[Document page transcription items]
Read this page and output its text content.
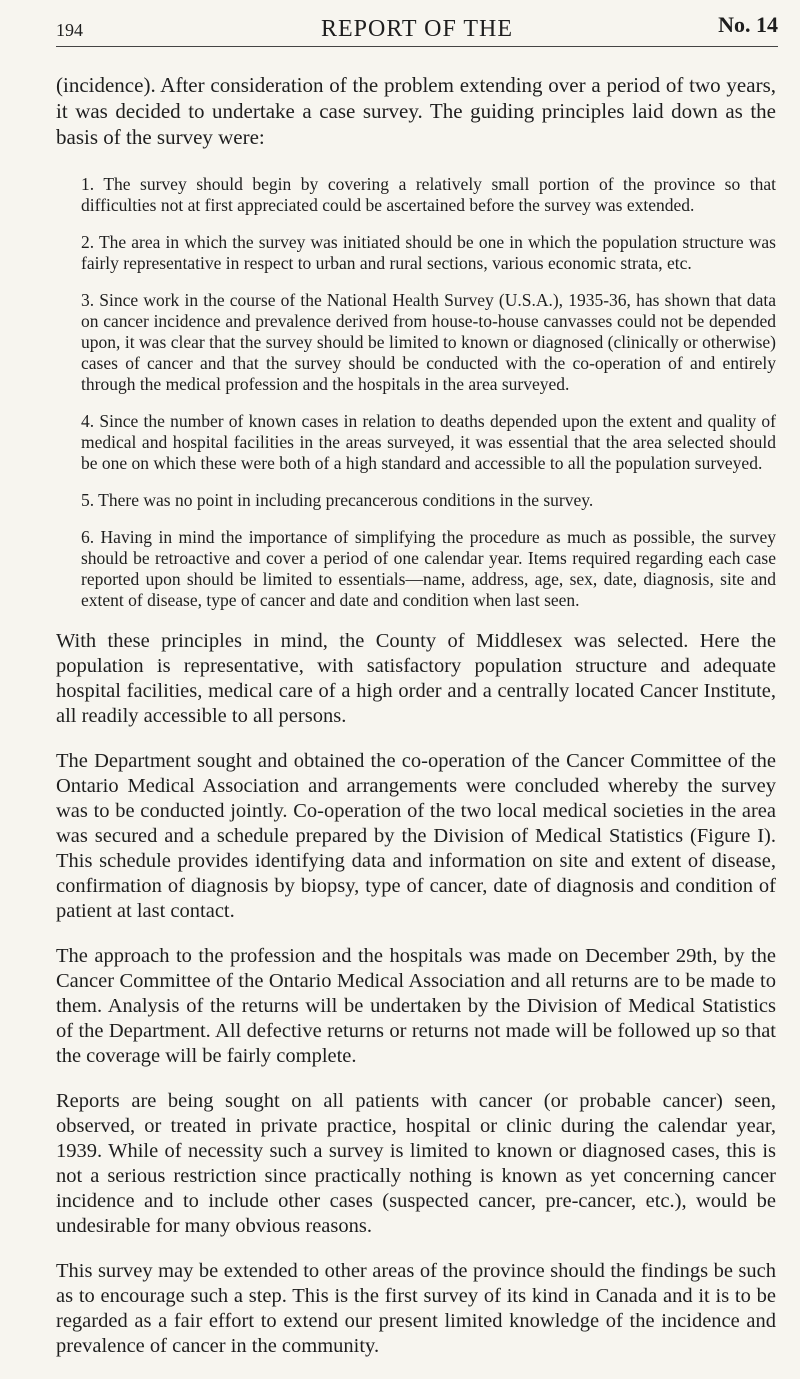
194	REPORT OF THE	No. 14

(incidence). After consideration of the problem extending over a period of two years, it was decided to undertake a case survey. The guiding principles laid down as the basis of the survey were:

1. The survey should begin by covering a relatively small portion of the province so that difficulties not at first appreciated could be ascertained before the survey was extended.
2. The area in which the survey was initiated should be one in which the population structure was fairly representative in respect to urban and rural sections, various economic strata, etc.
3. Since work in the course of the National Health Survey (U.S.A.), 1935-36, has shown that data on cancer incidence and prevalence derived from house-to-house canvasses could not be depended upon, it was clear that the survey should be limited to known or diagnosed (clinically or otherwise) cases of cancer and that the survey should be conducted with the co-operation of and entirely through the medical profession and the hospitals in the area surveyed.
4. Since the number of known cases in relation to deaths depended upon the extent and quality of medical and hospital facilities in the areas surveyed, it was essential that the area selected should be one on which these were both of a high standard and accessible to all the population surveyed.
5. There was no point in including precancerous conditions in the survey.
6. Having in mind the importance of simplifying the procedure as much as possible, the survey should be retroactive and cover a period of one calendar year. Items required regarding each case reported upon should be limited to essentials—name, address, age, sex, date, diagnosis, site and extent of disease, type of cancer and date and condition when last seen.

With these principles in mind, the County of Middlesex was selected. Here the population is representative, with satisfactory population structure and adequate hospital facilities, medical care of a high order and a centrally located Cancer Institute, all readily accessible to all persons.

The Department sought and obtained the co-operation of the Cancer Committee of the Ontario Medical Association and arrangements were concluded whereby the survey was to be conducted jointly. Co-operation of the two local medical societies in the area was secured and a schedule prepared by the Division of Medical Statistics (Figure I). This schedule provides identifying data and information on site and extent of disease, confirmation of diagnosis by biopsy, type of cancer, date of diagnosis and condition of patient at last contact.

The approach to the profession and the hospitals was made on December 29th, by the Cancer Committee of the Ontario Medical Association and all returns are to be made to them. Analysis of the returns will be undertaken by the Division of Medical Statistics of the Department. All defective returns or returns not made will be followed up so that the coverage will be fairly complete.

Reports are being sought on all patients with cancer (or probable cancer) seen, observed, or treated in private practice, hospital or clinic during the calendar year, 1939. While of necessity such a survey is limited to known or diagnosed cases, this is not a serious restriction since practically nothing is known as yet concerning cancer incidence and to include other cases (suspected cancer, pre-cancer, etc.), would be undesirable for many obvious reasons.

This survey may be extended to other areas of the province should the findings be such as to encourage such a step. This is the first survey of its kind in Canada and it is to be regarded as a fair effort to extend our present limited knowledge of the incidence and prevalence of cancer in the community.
--
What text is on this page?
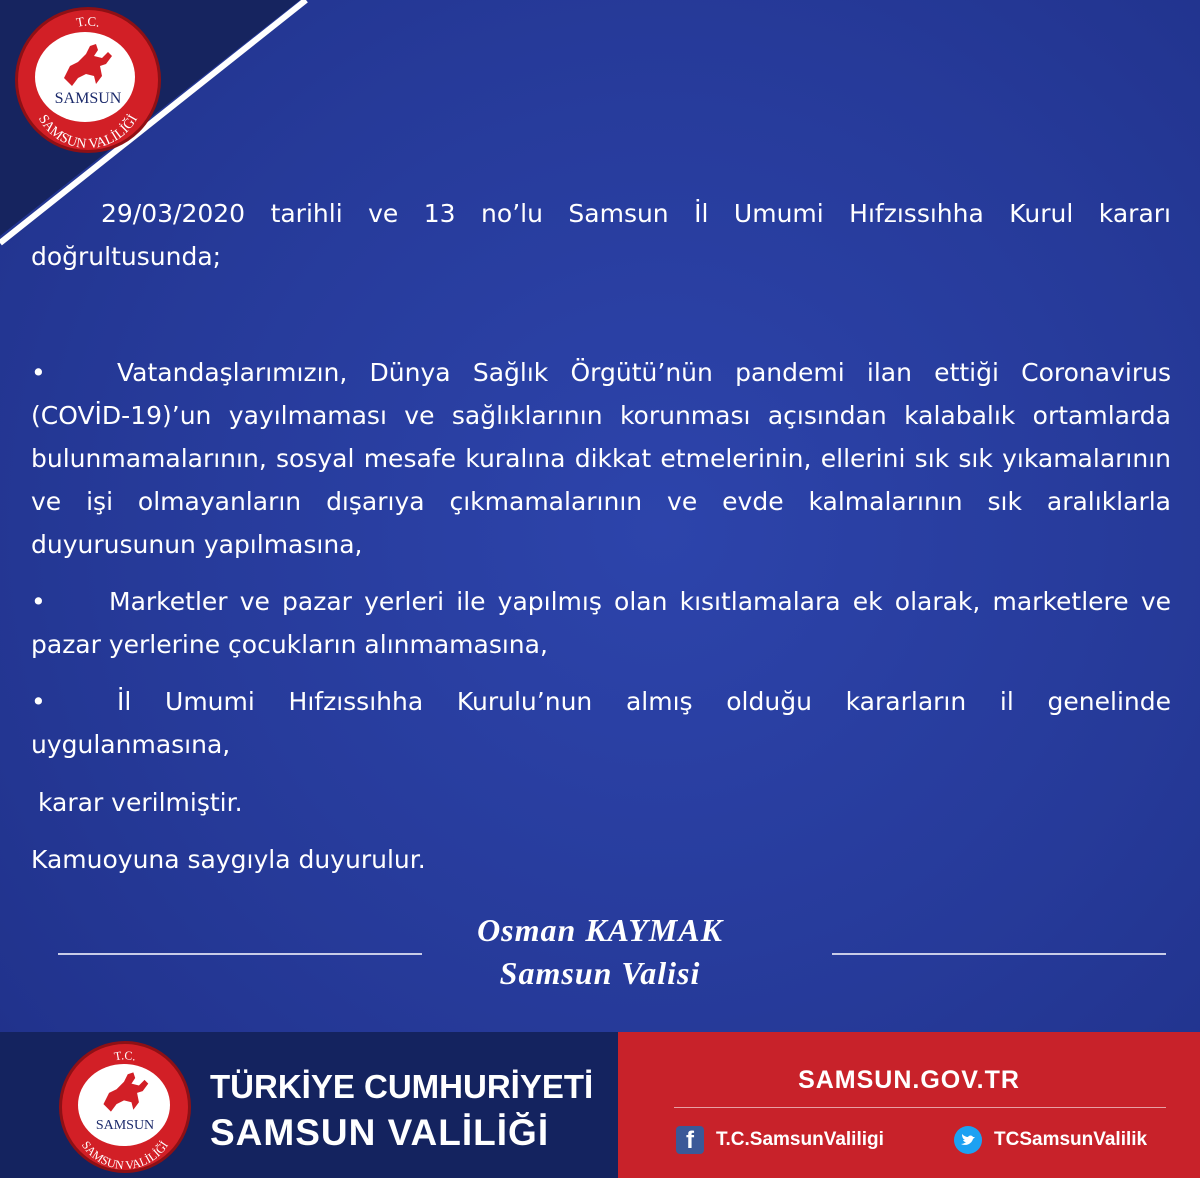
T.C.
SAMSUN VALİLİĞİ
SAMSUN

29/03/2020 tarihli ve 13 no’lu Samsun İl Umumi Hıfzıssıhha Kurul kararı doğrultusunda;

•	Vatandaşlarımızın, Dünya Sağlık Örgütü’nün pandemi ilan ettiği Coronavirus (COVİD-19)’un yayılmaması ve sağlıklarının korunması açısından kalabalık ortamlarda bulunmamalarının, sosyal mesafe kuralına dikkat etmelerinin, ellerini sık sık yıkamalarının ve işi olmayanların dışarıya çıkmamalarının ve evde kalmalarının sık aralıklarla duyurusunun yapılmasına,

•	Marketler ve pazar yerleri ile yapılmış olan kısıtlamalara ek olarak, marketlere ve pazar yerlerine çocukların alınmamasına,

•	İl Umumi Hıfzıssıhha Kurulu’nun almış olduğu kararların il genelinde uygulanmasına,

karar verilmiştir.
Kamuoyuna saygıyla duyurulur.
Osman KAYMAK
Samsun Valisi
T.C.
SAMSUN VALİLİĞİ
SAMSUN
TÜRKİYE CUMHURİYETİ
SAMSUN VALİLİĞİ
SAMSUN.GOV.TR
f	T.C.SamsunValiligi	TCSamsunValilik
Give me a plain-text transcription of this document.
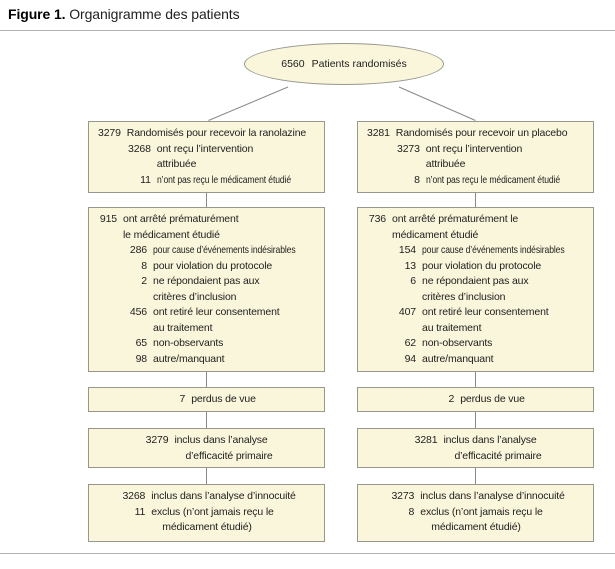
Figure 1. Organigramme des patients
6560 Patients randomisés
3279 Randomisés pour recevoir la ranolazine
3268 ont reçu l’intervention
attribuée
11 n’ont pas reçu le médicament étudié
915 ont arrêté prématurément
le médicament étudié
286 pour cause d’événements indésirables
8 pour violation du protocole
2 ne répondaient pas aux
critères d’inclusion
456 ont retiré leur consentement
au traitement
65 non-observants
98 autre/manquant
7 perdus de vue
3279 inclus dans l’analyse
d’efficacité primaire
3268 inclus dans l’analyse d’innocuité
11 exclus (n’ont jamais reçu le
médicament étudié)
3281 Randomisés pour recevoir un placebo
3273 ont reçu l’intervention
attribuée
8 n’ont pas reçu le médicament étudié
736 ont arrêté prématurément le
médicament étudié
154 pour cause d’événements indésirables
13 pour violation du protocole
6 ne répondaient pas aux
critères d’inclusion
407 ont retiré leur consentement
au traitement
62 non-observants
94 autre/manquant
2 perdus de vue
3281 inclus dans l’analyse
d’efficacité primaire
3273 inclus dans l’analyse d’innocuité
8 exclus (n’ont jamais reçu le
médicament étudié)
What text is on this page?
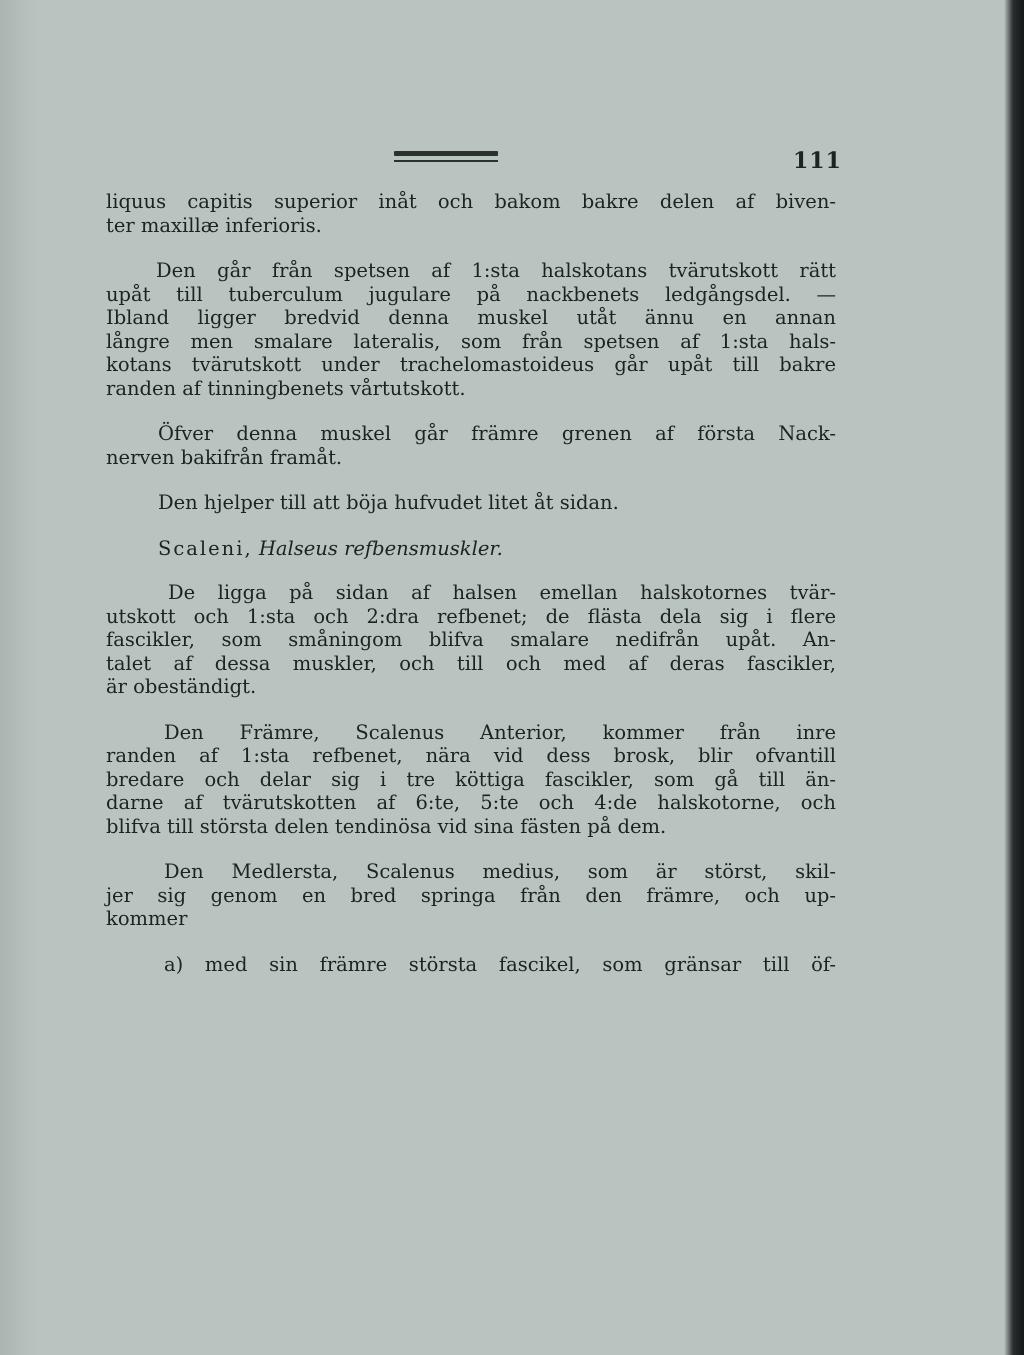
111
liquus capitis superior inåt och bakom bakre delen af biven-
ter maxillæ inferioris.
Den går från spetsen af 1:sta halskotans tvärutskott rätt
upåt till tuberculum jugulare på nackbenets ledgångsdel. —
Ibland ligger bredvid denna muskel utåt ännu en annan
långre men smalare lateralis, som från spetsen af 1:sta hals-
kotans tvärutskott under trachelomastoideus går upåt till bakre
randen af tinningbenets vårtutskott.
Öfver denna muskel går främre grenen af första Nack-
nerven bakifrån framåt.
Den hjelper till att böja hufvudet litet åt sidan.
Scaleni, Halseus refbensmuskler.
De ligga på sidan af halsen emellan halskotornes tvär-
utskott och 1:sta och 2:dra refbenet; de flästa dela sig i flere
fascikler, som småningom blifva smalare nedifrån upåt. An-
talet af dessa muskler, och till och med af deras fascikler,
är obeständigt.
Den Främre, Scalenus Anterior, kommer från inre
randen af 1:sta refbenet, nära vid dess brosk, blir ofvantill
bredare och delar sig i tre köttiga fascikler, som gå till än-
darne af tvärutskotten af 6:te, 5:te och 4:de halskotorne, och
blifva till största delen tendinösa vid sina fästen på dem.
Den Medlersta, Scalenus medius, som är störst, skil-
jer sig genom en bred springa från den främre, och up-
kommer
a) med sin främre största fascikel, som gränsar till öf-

■ Required action
Out of the entries, report each line that contains the word "innocuité".

■ Your response
3268 inclus dans l’analyse d’innocuité
3273 inclus dans l’analyse d’innocuité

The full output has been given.